Material to process |
▼
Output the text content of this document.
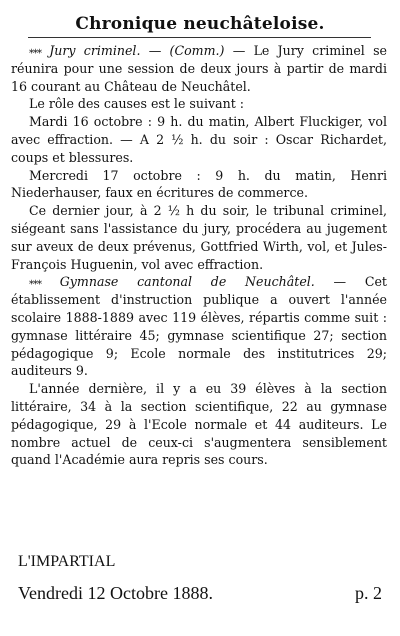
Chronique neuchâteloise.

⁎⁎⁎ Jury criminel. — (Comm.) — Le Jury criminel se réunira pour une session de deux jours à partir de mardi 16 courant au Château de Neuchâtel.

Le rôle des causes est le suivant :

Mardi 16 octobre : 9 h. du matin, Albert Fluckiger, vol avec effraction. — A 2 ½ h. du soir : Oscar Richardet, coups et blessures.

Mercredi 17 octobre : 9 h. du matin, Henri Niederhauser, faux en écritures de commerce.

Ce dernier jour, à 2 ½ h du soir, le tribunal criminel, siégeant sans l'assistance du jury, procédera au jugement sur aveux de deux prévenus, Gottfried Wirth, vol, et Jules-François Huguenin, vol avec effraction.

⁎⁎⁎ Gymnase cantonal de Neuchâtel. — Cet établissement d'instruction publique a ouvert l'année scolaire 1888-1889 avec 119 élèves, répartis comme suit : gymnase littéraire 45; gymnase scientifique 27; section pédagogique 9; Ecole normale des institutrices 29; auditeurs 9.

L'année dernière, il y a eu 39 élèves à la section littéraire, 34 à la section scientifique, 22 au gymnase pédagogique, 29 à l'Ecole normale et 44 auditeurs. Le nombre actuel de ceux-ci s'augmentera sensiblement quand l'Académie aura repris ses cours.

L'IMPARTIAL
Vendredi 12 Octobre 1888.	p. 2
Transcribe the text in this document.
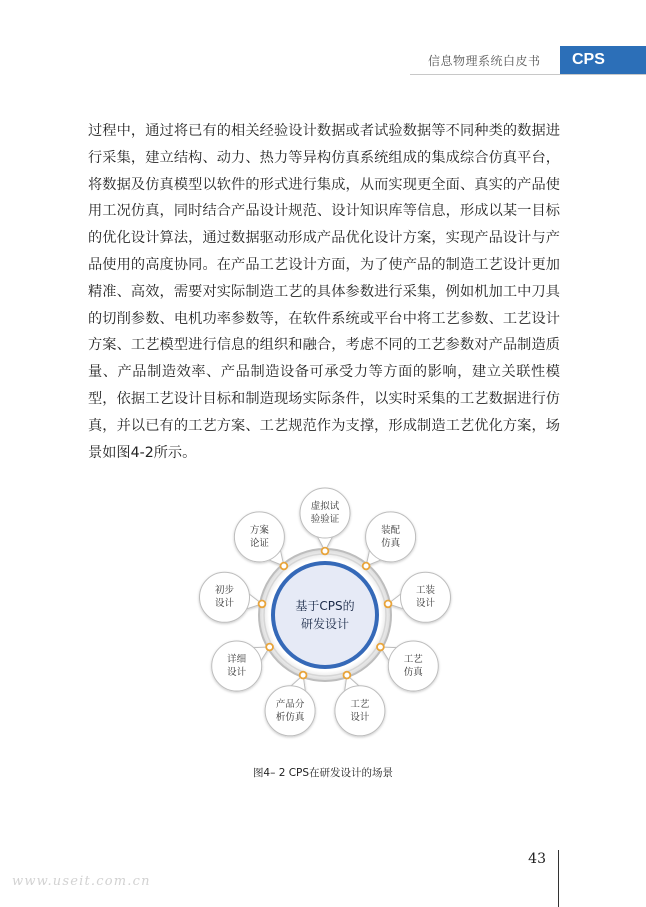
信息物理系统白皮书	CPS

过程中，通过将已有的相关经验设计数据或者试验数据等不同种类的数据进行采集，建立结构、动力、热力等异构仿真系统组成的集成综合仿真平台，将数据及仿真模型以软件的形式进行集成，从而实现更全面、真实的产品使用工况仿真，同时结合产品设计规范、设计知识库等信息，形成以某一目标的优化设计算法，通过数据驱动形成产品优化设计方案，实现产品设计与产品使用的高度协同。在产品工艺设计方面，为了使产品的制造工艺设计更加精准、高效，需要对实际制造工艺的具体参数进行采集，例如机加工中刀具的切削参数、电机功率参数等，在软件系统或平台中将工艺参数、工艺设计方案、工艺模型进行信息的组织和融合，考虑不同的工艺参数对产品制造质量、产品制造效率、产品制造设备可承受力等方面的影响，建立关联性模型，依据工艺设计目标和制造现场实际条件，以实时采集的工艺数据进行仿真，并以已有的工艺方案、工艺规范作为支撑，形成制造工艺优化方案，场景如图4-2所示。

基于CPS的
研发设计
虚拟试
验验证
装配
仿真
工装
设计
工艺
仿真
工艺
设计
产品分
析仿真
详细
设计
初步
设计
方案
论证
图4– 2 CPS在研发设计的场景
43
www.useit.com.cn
▲
▼
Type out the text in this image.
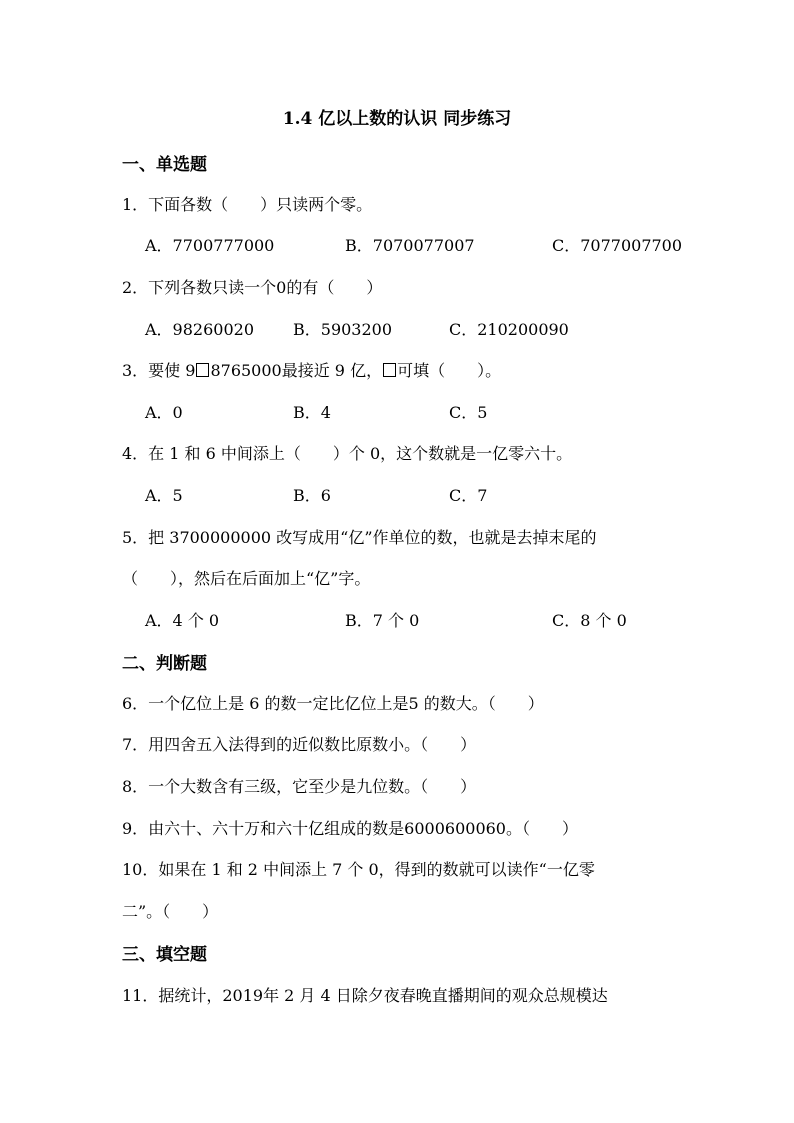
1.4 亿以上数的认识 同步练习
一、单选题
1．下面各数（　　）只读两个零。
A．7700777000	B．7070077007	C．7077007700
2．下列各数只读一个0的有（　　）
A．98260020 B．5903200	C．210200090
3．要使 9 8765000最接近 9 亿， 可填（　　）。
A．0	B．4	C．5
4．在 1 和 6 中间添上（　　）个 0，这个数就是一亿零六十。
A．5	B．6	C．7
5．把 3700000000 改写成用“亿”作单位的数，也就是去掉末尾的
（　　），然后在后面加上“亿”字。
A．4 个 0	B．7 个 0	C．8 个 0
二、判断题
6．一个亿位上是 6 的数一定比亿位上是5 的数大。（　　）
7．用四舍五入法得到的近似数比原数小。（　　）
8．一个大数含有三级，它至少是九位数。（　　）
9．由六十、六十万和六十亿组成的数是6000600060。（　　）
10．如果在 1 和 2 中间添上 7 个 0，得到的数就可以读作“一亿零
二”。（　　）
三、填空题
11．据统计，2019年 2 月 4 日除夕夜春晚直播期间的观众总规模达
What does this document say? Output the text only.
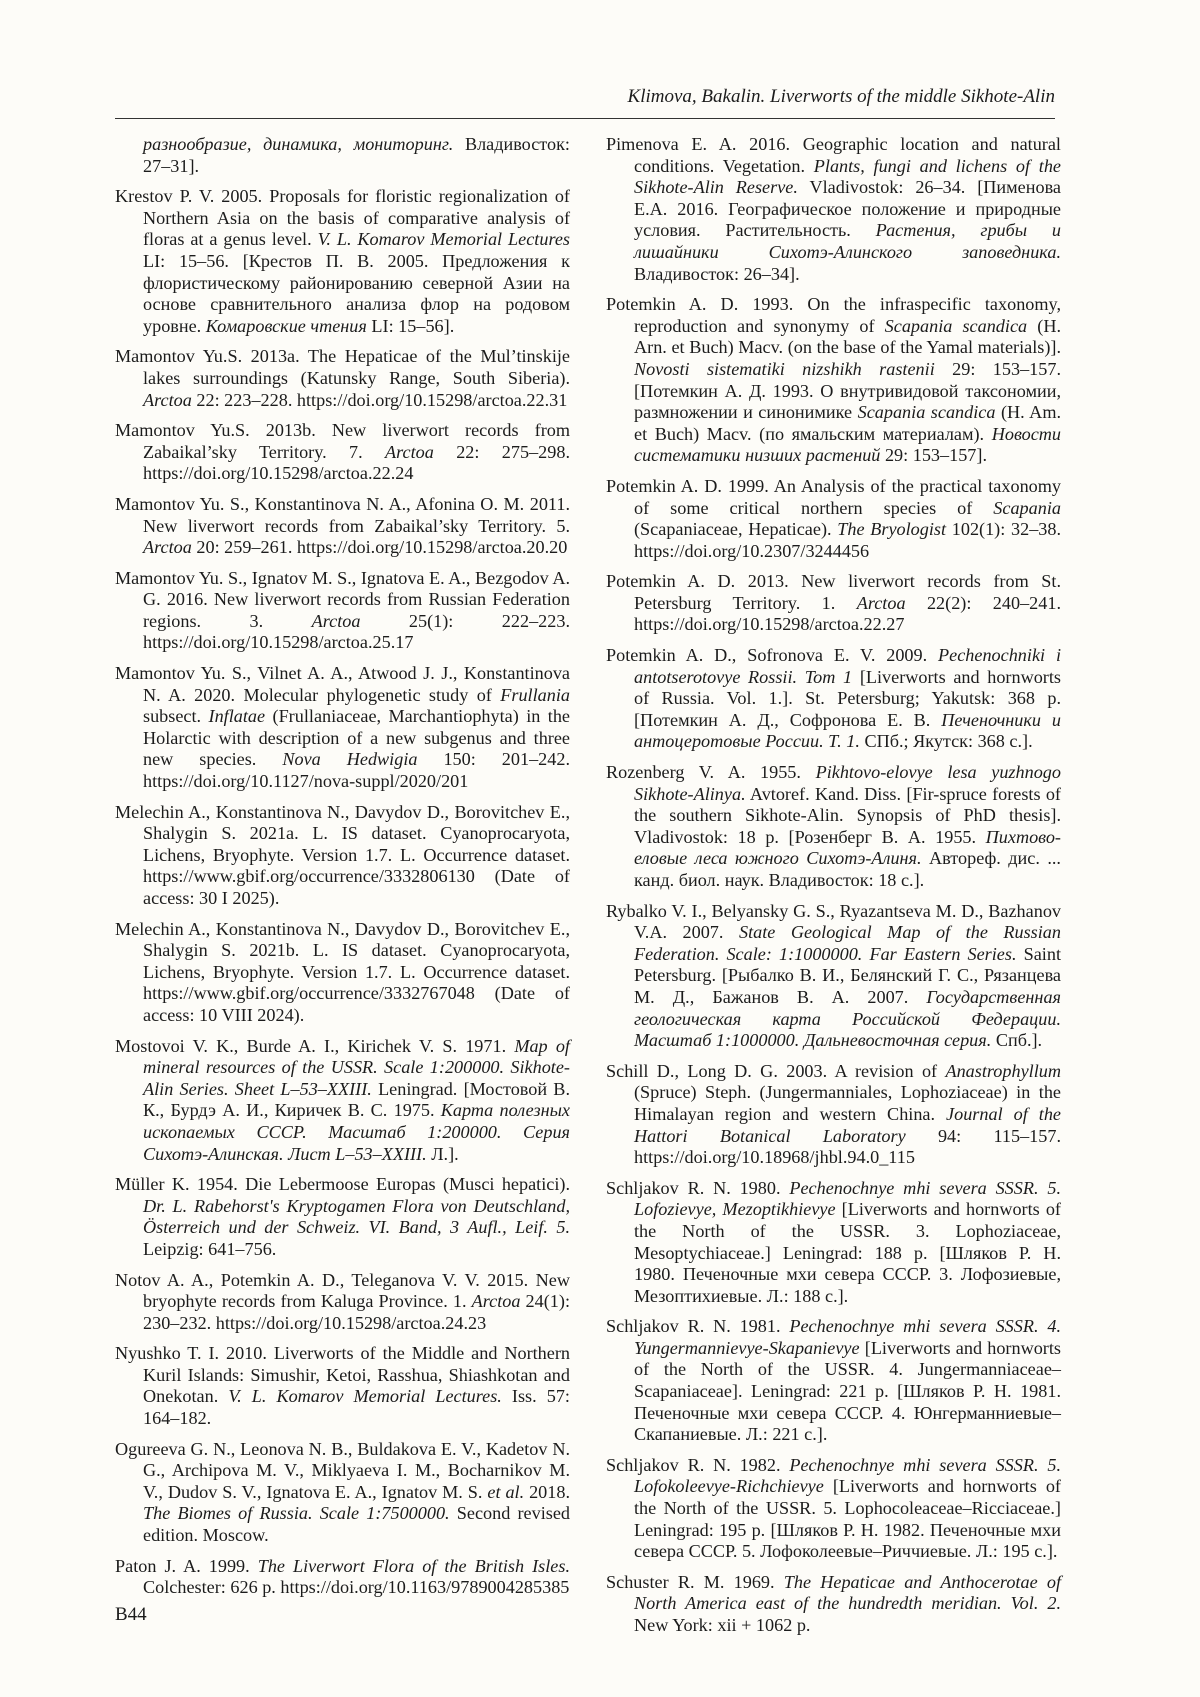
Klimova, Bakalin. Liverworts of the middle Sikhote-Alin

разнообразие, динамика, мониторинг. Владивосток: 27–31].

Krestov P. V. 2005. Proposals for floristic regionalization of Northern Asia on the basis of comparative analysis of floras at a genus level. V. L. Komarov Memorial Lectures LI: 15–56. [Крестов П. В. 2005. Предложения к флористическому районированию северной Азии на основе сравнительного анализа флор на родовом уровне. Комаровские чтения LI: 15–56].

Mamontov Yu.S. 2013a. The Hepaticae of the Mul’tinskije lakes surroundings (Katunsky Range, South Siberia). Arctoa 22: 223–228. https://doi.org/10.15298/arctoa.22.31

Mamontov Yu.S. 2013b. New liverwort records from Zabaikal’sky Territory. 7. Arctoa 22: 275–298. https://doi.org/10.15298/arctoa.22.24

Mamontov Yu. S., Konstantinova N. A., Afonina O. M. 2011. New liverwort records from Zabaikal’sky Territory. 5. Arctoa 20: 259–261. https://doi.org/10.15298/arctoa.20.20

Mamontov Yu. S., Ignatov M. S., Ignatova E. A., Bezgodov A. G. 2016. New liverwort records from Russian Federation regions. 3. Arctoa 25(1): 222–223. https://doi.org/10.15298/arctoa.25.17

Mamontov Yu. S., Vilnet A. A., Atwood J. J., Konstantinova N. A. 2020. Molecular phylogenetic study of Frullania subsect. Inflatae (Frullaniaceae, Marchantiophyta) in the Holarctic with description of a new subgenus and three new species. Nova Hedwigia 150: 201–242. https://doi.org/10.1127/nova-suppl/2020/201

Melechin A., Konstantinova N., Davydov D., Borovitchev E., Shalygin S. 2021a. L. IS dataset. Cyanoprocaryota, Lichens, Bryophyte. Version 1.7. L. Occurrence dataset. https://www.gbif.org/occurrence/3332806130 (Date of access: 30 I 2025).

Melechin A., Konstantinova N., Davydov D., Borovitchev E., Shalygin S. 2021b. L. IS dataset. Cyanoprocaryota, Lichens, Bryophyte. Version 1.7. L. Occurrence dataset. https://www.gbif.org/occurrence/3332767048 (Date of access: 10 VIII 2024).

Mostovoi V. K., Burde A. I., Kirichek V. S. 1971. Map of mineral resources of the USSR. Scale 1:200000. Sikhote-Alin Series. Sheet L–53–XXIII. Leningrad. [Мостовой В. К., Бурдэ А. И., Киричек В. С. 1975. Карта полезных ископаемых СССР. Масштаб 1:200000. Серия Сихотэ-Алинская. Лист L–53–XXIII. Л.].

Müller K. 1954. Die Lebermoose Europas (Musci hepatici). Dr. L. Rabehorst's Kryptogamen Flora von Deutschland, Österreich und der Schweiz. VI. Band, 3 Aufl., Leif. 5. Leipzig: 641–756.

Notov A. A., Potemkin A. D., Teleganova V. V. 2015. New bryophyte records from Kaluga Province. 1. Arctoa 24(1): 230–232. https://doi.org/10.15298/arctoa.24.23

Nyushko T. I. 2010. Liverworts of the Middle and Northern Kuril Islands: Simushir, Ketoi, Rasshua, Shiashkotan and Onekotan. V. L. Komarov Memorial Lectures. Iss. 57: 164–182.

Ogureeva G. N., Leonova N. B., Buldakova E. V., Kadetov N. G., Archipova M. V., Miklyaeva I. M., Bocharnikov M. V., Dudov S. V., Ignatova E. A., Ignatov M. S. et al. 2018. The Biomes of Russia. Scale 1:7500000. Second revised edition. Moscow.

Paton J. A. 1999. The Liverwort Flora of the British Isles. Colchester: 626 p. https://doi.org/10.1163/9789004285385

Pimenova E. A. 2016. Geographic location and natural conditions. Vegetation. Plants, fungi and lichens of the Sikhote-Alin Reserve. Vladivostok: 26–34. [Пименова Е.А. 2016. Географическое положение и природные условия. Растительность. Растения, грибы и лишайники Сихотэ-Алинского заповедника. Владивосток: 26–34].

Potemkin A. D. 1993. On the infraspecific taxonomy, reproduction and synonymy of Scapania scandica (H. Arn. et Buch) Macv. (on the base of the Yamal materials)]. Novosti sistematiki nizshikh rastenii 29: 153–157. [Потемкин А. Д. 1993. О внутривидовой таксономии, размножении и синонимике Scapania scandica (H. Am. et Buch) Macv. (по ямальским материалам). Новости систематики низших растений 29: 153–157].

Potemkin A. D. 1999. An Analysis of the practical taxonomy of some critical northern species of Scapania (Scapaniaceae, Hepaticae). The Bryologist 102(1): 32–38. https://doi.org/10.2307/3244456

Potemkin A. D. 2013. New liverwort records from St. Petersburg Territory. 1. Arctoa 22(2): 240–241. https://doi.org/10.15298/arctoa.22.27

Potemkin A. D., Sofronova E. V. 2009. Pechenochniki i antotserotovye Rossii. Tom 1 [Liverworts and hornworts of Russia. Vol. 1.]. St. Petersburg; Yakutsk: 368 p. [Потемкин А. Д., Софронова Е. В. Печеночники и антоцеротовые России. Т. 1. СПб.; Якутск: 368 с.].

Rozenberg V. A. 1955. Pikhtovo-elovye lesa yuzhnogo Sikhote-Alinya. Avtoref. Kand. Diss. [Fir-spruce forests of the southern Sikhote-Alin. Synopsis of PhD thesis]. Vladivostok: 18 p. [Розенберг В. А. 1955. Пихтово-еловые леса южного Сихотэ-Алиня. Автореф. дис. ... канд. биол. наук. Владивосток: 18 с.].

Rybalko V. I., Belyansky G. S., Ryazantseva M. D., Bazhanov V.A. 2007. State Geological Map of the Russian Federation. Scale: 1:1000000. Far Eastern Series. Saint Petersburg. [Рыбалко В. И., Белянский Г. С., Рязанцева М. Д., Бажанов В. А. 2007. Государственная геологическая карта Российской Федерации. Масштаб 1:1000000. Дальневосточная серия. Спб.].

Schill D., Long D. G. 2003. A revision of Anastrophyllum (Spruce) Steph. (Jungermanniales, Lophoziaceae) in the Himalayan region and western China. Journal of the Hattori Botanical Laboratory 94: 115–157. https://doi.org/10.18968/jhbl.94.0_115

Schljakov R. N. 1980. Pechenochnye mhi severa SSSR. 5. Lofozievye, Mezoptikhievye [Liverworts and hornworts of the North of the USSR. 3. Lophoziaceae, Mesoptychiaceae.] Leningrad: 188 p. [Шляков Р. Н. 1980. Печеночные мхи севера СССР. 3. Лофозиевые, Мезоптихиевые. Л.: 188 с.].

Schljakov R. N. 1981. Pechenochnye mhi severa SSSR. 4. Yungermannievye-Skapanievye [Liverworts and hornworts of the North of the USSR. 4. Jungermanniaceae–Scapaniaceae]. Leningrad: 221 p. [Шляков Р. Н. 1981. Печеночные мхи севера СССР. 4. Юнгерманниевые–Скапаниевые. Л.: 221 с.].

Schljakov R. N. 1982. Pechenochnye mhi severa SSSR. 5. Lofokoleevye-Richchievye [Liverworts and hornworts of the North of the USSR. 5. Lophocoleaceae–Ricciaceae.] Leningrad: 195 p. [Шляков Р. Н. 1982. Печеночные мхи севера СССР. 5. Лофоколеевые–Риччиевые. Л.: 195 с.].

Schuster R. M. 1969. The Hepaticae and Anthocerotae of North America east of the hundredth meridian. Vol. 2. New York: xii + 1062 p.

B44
▲
Exercise | Reproduce each line of the entries in which the word "Шляков" is found.

Output of the exercise |
Schljakov R. N. 1980. Pechenochnye mhi severa SSSR. 5. Lofozievye, Mezoptikhievye [Liverworts and hornworts of the North of the USSR. 3. Lophoziaceae, Mesoptychiaceae.] Leningrad: 188 p. [Шляков Р. Н. 1980. Печеночные мхи севера СССР. 3. Лофозиевые, Мезоптихиевые. Л.: 188 с.].
Schljakov R. N. 1981. Pechenochnye mhi severa SSSR. 4. Yungermannievye-Skapanievye [Liverworts and hornworts of the North of the USSR. 4. Jungermanniaceae–Scapaniaceae]. Leningrad: 221 p. [Шляков Р. Н. 1981. Печеночные мхи севера СССР. 4. Юнгерманниевые–Скапаниевые. Л.: 221 с.].
Schljakov R. N. 1982. Pechenochnye mhi severa SSSR. 5. Lofokoleevye-Richchievye [Liverworts and hornworts of the North of the USSR. 5. Lophocoleaceae–Ricciaceae.] Leningrad: 195 p. [Шляков Р. Н. 1982. Печеночные мхи севера СССР. 5. Лофоколеевые–Риччиевые. Л.: 195 с.].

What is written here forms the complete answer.